Records contained in a dataset
+--
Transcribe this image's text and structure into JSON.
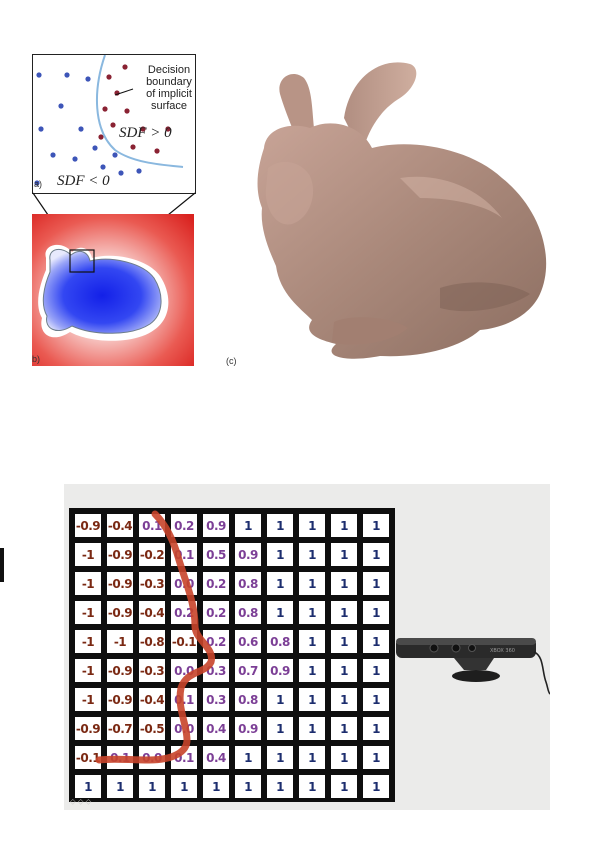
{
  "inset": {
    "annotation": "Decision boundary of implicit surface",
    "annotation_lines": [
      "Decision",
      "boundary",
      "of implicit",
      "surface"
    ],
    "sdf_positive": "SDF > 0",
    "sdf_negative": "SDF < 0",
    "panel_label": "a)"
  },
  "heatmap": {
    "panel_label": "b)",
    "colors": {
      "outside": "#e4332e",
      "boundary": "#ffffff",
      "inside": "#2a3df0"
    }
  },
  "bunny": {
    "panel_label": "(c)",
    "color": "#b28f80"
  },
  "sdf_grid": {
    "rows": [
      [
        "-0.9",
        "-0.4",
        "0.1",
        "0.2",
        "0.9",
        "1",
        "1",
        "1",
        "1",
        "1"
      ],
      [
        "-1",
        "-0.9",
        "-0.2",
        "0.1",
        "0.5",
        "0.9",
        "1",
        "1",
        "1",
        "1"
      ],
      [
        "-1",
        "-0.9",
        "-0.3",
        "0.0",
        "0.2",
        "0.8",
        "1",
        "1",
        "1",
        "1"
      ],
      [
        "-1",
        "-0.9",
        "-0.4",
        "0.2",
        "0.2",
        "0.8",
        "1",
        "1",
        "1",
        "1"
      ],
      [
        "-1",
        "-1",
        "-0.8",
        "-0.1",
        "0.2",
        "0.6",
        "0.8",
        "1",
        "1",
        "1"
      ],
      [
        "-1",
        "-0.9",
        "-0.3",
        "0.0",
        "0.3",
        "0.7",
        "0.9",
        "1",
        "1",
        "1"
      ],
      [
        "-1",
        "-0.9",
        "-0.4",
        "0.1",
        "0.3",
        "0.8",
        "1",
        "1",
        "1",
        "1"
      ],
      [
        "-0.9",
        "-0.7",
        "-0.5",
        "0.0",
        "0.4",
        "0.9",
        "1",
        "1",
        "1",
        "1"
      ],
      [
        "-0.1",
        "0.1",
        "0.0",
        "0.1",
        "0.4",
        "1",
        "1",
        "1",
        "1",
        "1"
      ],
      [
        "1",
        "1",
        "1",
        "1",
        "1",
        "1",
        "1",
        "1",
        "1",
        "1"
      ]
    ],
    "colors": {
      "negative": "#7a2812",
      "fractional_positive": "#7c3f96",
      "one": "#1c2d6e",
      "curve": "#c8442a"
    }
  },
  "device": {
    "name": "kinect-sensor",
    "brand_text": "XBOX 360"
  }
}
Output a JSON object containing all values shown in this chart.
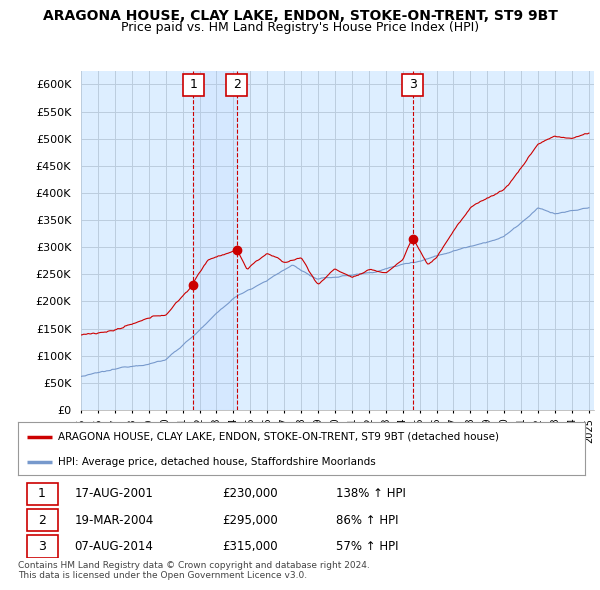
{
  "title": "ARAGONA HOUSE, CLAY LAKE, ENDON, STOKE-ON-TRENT, ST9 9BT",
  "subtitle": "Price paid vs. HM Land Registry's House Price Index (HPI)",
  "ylim": [
    0,
    625000
  ],
  "yticks": [
    0,
    50000,
    100000,
    150000,
    200000,
    250000,
    300000,
    350000,
    400000,
    450000,
    500000,
    550000,
    600000
  ],
  "transactions": [
    {
      "date": "17-AUG-2001",
      "price": 230000,
      "pct": "138%",
      "label": "1"
    },
    {
      "date": "19-MAR-2004",
      "price": 295000,
      "pct": "86%",
      "label": "2"
    },
    {
      "date": "07-AUG-2014",
      "price": 315000,
      "pct": "57%",
      "label": "3"
    }
  ],
  "transaction_dates_decimal": [
    2001.625,
    2004.208,
    2014.583
  ],
  "transaction_prices": [
    230000,
    295000,
    315000
  ],
  "house_color": "#cc0000",
  "hpi_color": "#7799cc",
  "legend_house": "ARAGONA HOUSE, CLAY LAKE, ENDON, STOKE-ON-TRENT, ST9 9BT (detached house)",
  "legend_hpi": "HPI: Average price, detached house, Staffordshire Moorlands",
  "footer1": "Contains HM Land Registry data © Crown copyright and database right 2024.",
  "footer2": "This data is licensed under the Open Government Licence v3.0.",
  "background_color": "#ffffff",
  "chart_bg_color": "#ddeeff",
  "grid_color": "#bbccdd",
  "title_fontsize": 10,
  "subtitle_fontsize": 9
}
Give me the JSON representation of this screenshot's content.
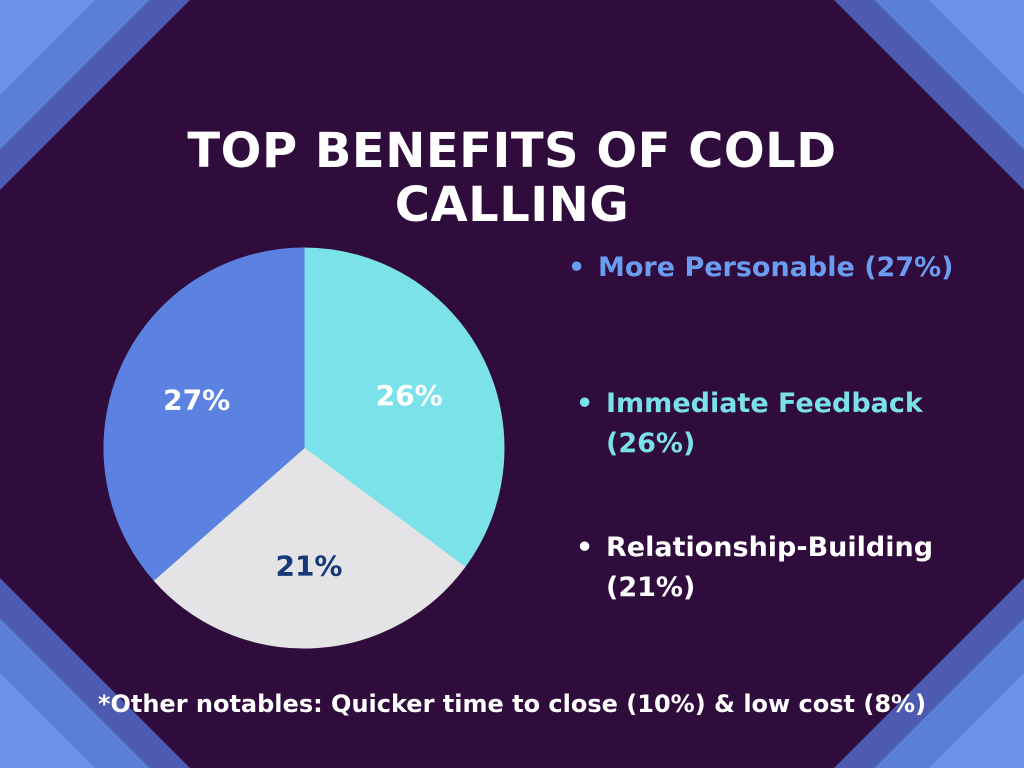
{
  "title": "TOP BENEFITS OF COLD CALLING",
  "chart_data": {
    "type": "pie",
    "slices": [
      {
        "label": "More Personable",
        "value": 27,
        "value_label": "27%",
        "color": "#5b82e0",
        "label_color": "#ffffff"
      },
      {
        "label": "Immediate Feedback",
        "value": 26,
        "value_label": "26%",
        "color": "#7ae2e8",
        "label_color": "#ffffff"
      },
      {
        "label": "Relationship-Building",
        "value": 21,
        "value_label": "21%",
        "color": "#e4e4e6",
        "label_color": "#163a78"
      }
    ]
  },
  "legend": [
    {
      "text": "More Personable (27%)",
      "color": "#6b9cf0"
    },
    {
      "text": "Immediate Feedback (26%)",
      "color": "#7ae0ea"
    },
    {
      "text": "Relationship-Building (21%)",
      "color": "#ffffff"
    }
  ],
  "footnote": "*Other notables:  Quicker time to close (10%) & low cost (8%)",
  "colors": {
    "background": "#300c3c",
    "corner_stripe_light": "#5b7fd6",
    "corner_stripe_mid": "#4f5cb3",
    "corner_stripe_dark": "#43438f"
  }
}
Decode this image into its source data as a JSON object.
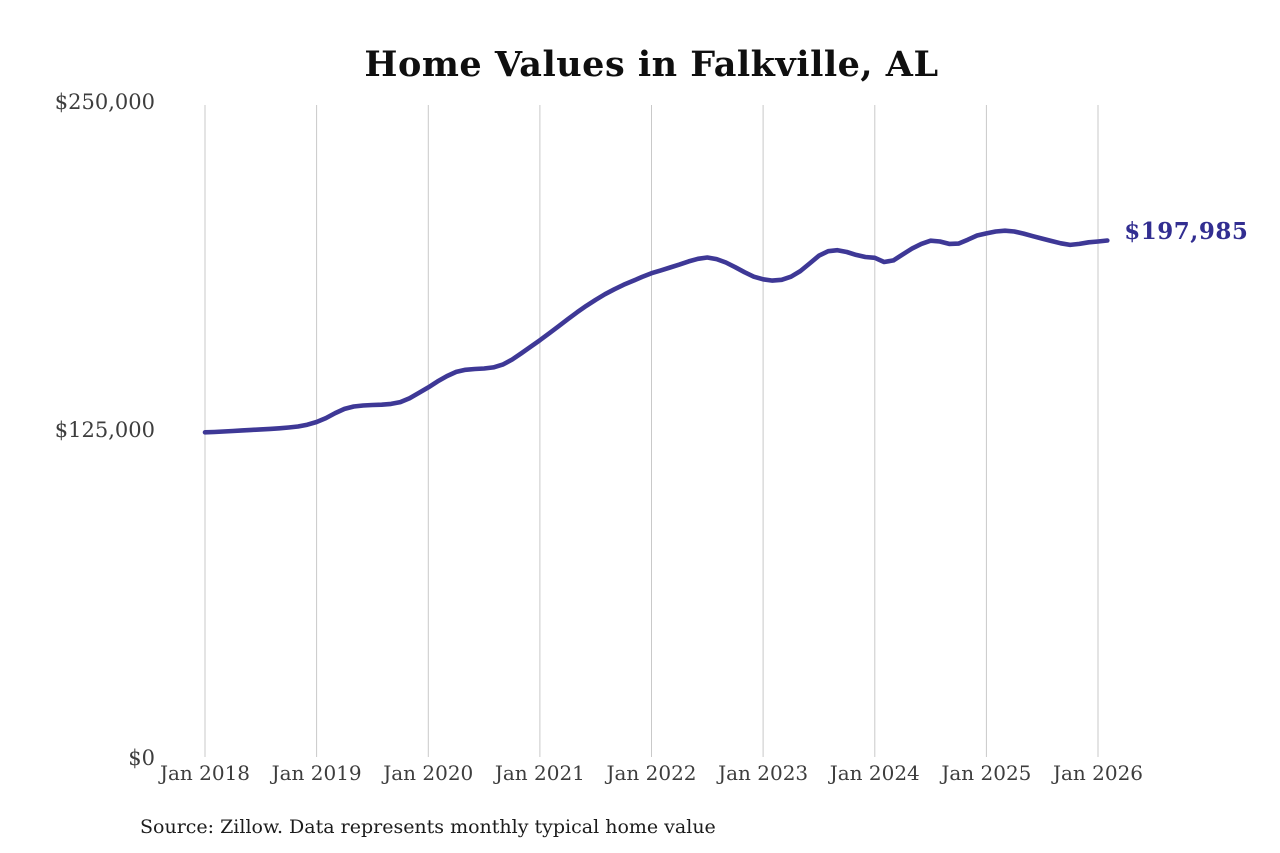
+--
| Task goal |
Images do not belong in the copy; reproduce all other parts of the records above verbatim.

| Solution for this exercise |
Transcribe this image's text and structure into JSON.
{
  "inset": {
    "annotation": "Decision boundary of implicit surface",
    "annotation_lines": [
      "Decision",
      "boundary",
      "of implicit",
      "surface"
    ],
    "sdf_positive": "SDF > 0",
    "sdf_negative": "SDF < 0",
    "panel_label": "a)"
  },
  "heatmap": {
    "panel_label": "b)",
    "colors": {
      "outside": "#e4332e",
      "boundary": "#ffffff",
      "inside": "#2a3df0"
    }
  },
  "bunny": {
    "panel_label": "(c)",
    "color": "#b28f80"
  },
  "sdf_grid": {
    "rows": [
      [
        "-0.9",
        "-0.4",
        "0.1",
        "0.2",
        "0.9",
        "1",
        "1",
        "1",
        "1",
        "1"
      ],
      [
        "-1",
        "-0.9",
        "-0.2",
        "0.1",
        "0.5",
        "0.9",
        "1",
        "1",
        "1",
        "1"
      ],
      [
        "-1",
        "-0.9",
        "-0.3",
        "0.0",
        "0.2",
        "0.8",
        "1",
        "1",
        "1",
        "1"
      ],
      [
        "-1",
        "-0.9",
        "-0.4",
        "0.2",
        "0.2",
        "0.8",
        "1",
        "1",
        "1",
        "1"
      ],
      [
        "-1",
        "-1",
        "-0.8",
        "-0.1",
        "0.2",
        "0.6",
        "0.8",
        "1",
        "1",
        "1"
      ],
      [
        "-1",
        "-0.9",
        "-0.3",
        "0.0",
        "0.3",
        "0.7",
        "0.9",
        "1",
        "1",
        "1"
      ],
      [
        "-1",
        "-0.9",
        "-0.4",
        "0.1",
        "0.3",
        "0.8",
        "1",
        "1",
        "1",
        "1"
      ],
      [
        "-0.9",
        "-0.7",
        "-0.5",
        "0.0",
        "0.4",
        "0.9",
        "1",
        "1",
        "1",
        "1"
      ],
      [
        "-0.1",
        "0.1",
        "0.0",
        "0.1",
        "0.4",
        "1",
        "1",
        "1",
        "1",
        "1"
      ],
      [
        "1",
        "1",
        "1",
        "1",
        "1",
        "1",
        "1",
        "1",
        "1",
        "1"
      ]
    ],
    "colors": {
      "negative": "#7a2812",
      "fractional_positive": "#7c3f96",
      "one": "#1c2d6e",
      "curve": "#c8442a"
    }
  },
  "device": {
    "name": "kinect-sensor",
    "brand_text": "XBOX 360"
  }
}
Output a JSON object containing all values shown in this chart.
{
  "title": "ARAGONA HOUSE, CLAY LAKE, ENDON, STOKE-ON-TRENT, ST9 9BT",
  "subtitle": "Price paid vs. HM Land Registry's House Price Index (HPI)",
  "ylim": [
    0,
    625000
  ],
  "yticks": [
    0,
    50000,
    100000,
    150000,
    200000,
    250000,
    300000,
    350000,
    400000,
    450000,
    500000,
    550000,
    600000
  ],
  "transactions": [
    {
      "date": "17-AUG-2001",
      "price": 230000,
      "pct": "138%",
      "label": "1"
    },
    {
      "date": "19-MAR-2004",
      "price": 295000,
      "pct": "86%",
      "label": "2"
    },
    {
      "date": "07-AUG-2014",
      "price": 315000,
      "pct": "57%",
      "label": "3"
    }
  ],
  "transaction_dates_decimal": [
    2001.625,
    2004.208,
    2014.583
  ],
  "transaction_prices": [
    230000,
    295000,
    315000
  ],
  "house_color": "#cc0000",
  "hpi_color": "#7799cc",
  "legend_house": "ARAGONA HOUSE, CLAY LAKE, ENDON, STOKE-ON-TRENT, ST9 9BT (detached house)",
  "legend_hpi": "HPI: Average price, detached house, Staffordshire Moorlands",
  "footer1": "Contains HM Land Registry data © Crown copyright and database right 2024.",
  "footer2": "This data is licensed under the Open Government Licence v3.0.",
  "background_color": "#ffffff",
  "chart_bg_color": "#ddeeff",
  "grid_color": "#bbccdd",
  "title_fontsize": 10,
  "subtitle_fontsize": 9
}
Give me the JSON representation of this screenshot's content.
{
  "title": "TOP BENEFITS OF COLD CALLING",
  "chart_data": {
    "type": "pie",
    "slices": [
      {
        "label": "More Personable",
        "value": 27,
        "value_label": "27%",
        "color": "#5b82e0",
        "label_color": "#ffffff"
      },
      {
        "label": "Immediate Feedback",
        "value": 26,
        "value_label": "26%",
        "color": "#7ae2e8",
        "label_color": "#ffffff"
      },
      {
        "label": "Relationship-Building",
        "value": 21,
        "value_label": "21%",
        "color": "#e4e4e6",
        "label_color": "#163a78"
      }
    ]
  },
  "legend": [
    {
      "text": "More Personable (27%)",
      "color": "#6b9cf0"
    },
    {
      "text": "Immediate Feedback (26%)",
      "color": "#7ae0ea"
    },
    {
      "text": "Relationship-Building (21%)",
      "color": "#ffffff"
    }
  ],
  "footnote": "*Other notables:  Quicker time to close (10%) & low cost (8%)",
  "colors": {
    "background": "#300c3c",
    "corner_stripe_light": "#5b7fd6",
    "corner_stripe_mid": "#4f5cb3",
    "corner_stripe_dark": "#43438f"
  }
}
Decode this image into its source data as a JSON object.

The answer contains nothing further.